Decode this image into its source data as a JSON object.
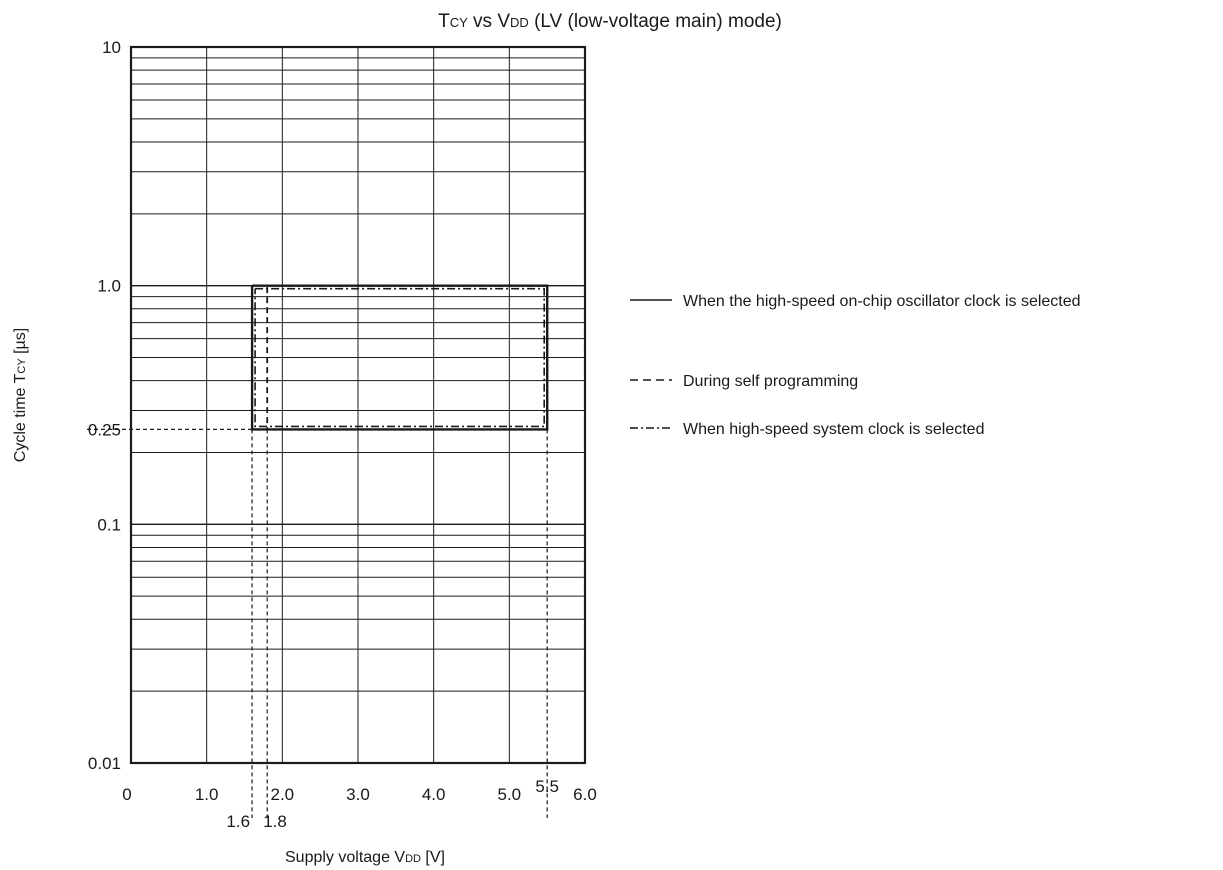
{
  "chart_data": {
    "type": "line",
    "title": {
      "parts": [
        {
          "text": "T",
          "small": false
        },
        {
          "text": "CY",
          "small": true
        },
        {
          "text": " vs V",
          "small": false
        },
        {
          "text": "DD",
          "small": true
        },
        {
          "text": " (LV (low-voltage main) mode)",
          "small": false
        }
      ]
    },
    "xlabel": {
      "parts": [
        {
          "text": "Supply voltage V",
          "small": false
        },
        {
          "text": "DD",
          "small": true
        },
        {
          "text": " [V]",
          "small": false
        }
      ]
    },
    "ylabel": {
      "parts": [
        {
          "text": "Cycle time T",
          "small": false
        },
        {
          "text": "CY",
          "small": true
        },
        {
          "text": " [µs]",
          "small": false
        }
      ]
    },
    "xlim": [
      0,
      6
    ],
    "ylim": [
      0.01,
      10
    ],
    "yscale": "log",
    "grid": true,
    "x_ticks": [
      {
        "value": 0,
        "label": "0"
      },
      {
        "value": 1,
        "label": "1.0"
      },
      {
        "value": 2,
        "label": "2.0"
      },
      {
        "value": 3,
        "label": "3.0"
      },
      {
        "value": 4,
        "label": "4.0"
      },
      {
        "value": 5,
        "label": "5.0"
      },
      {
        "value": 6,
        "label": "6.0"
      }
    ],
    "x_extra_ticks": [
      {
        "value": 1.6,
        "label": "1.6"
      },
      {
        "value": 1.8,
        "label": "1.8"
      },
      {
        "value": 5.5,
        "label": "5.5"
      }
    ],
    "y_ticks": [
      {
        "value": 10,
        "label": "10"
      },
      {
        "value": 1,
        "label": "1.0"
      },
      {
        "value": 0.25,
        "label": "0.25"
      },
      {
        "value": 0.1,
        "label": "0.1"
      },
      {
        "value": 0.01,
        "label": "0.01"
      }
    ],
    "series": [
      {
        "name": "When the high-speed on-chip oscillator clock is selected",
        "style": "solid",
        "x": [
          1.6,
          5.5,
          5.5,
          1.6,
          1.6
        ],
        "y": [
          1.0,
          1.0,
          0.25,
          0.25,
          1.0
        ]
      },
      {
        "name": "During self programming",
        "style": "dashed",
        "x": [
          1.8,
          5.5,
          5.5,
          1.8,
          1.8
        ],
        "y": [
          1.0,
          1.0,
          0.25,
          0.25,
          1.0
        ]
      },
      {
        "name": "When high-speed system clock is selected",
        "style": "dashdot",
        "x": [
          1.6,
          5.5,
          5.5,
          1.6,
          1.6
        ],
        "y": [
          1.0,
          1.0,
          0.25,
          0.25,
          1.0
        ]
      }
    ],
    "reference_lines": [
      {
        "axis": "y",
        "value": 0.25
      },
      {
        "axis": "x",
        "value": 1.6
      },
      {
        "axis": "x",
        "value": 1.8
      },
      {
        "axis": "x",
        "value": 5.5
      }
    ],
    "legend_position": "right",
    "colors": {
      "line": "#1a1a1a",
      "grid": "#1a1a1a"
    }
  }
}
◇ ◇ ◇ ◇ ◇
Above are the records; reproduce them exactly and leave out the pictures.

## Output for this task
Decode this image into its source data as a JSON object.
{
  "chart_data": {
    "type": "line",
    "title": {
      "parts": [
        {
          "text": "T",
          "small": false
        },
        {
          "text": "CY",
          "small": true
        },
        {
          "text": " vs V",
          "small": false
        },
        {
          "text": "DD",
          "small": true
        },
        {
          "text": " (LV (low-voltage main) mode)",
          "small": false
        }
      ]
    },
    "xlabel": {
      "parts": [
        {
          "text": "Supply voltage V",
          "small": false
        },
        {
          "text": "DD",
          "small": true
        },
        {
          "text": " [V]",
          "small": false
        }
      ]
    },
    "ylabel": {
      "parts": [
        {
          "text": "Cycle time T",
          "small": false
        },
        {
          "text": "CY",
          "small": true
        },
        {
          "text": " [µs]",
          "small": false
        }
      ]
    },
    "xlim": [
      0,
      6
    ],
    "ylim": [
      0.01,
      10
    ],
    "yscale": "log",
    "grid": true,
    "x_ticks": [
      {
        "value": 0,
        "label": "0"
      },
      {
        "value": 1,
        "label": "1.0"
      },
      {
        "value": 2,
        "label": "2.0"
      },
      {
        "value": 3,
        "label": "3.0"
      },
      {
        "value": 4,
        "label": "4.0"
      },
      {
        "value": 5,
        "label": "5.0"
      },
      {
        "value": 6,
        "label": "6.0"
      }
    ],
    "x_extra_ticks": [
      {
        "value": 1.6,
        "label": "1.6"
      },
      {
        "value": 1.8,
        "label": "1.8"
      },
      {
        "value": 5.5,
        "label": "5.5"
      }
    ],
    "y_ticks": [
      {
        "value": 10,
        "label": "10"
      },
      {
        "value": 1,
        "label": "1.0"
      },
      {
        "value": 0.25,
        "label": "0.25"
      },
      {
        "value": 0.1,
        "label": "0.1"
      },
      {
        "value": 0.01,
        "label": "0.01"
      }
    ],
    "series": [
      {
        "name": "When the high-speed on-chip oscillator clock is selected",
        "style": "solid",
        "x": [
          1.6,
          5.5,
          5.5,
          1.6,
          1.6
        ],
        "y": [
          1.0,
          1.0,
          0.25,
          0.25,
          1.0
        ]
      },
      {
        "name": "During self programming",
        "style": "dashed",
        "x": [
          1.8,
          5.5,
          5.5,
          1.8,
          1.8
        ],
        "y": [
          1.0,
          1.0,
          0.25,
          0.25,
          1.0
        ]
      },
      {
        "name": "When high-speed system clock is selected",
        "style": "dashdot",
        "x": [
          1.6,
          5.5,
          5.5,
          1.6,
          1.6
        ],
        "y": [
          1.0,
          1.0,
          0.25,
          0.25,
          1.0
        ]
      }
    ],
    "reference_lines": [
      {
        "axis": "y",
        "value": 0.25
      },
      {
        "axis": "x",
        "value": 1.6
      },
      {
        "axis": "x",
        "value": 1.8
      },
      {
        "axis": "x",
        "value": 5.5
      }
    ],
    "legend_position": "right",
    "colors": {
      "line": "#1a1a1a",
      "grid": "#1a1a1a"
    }
  }
}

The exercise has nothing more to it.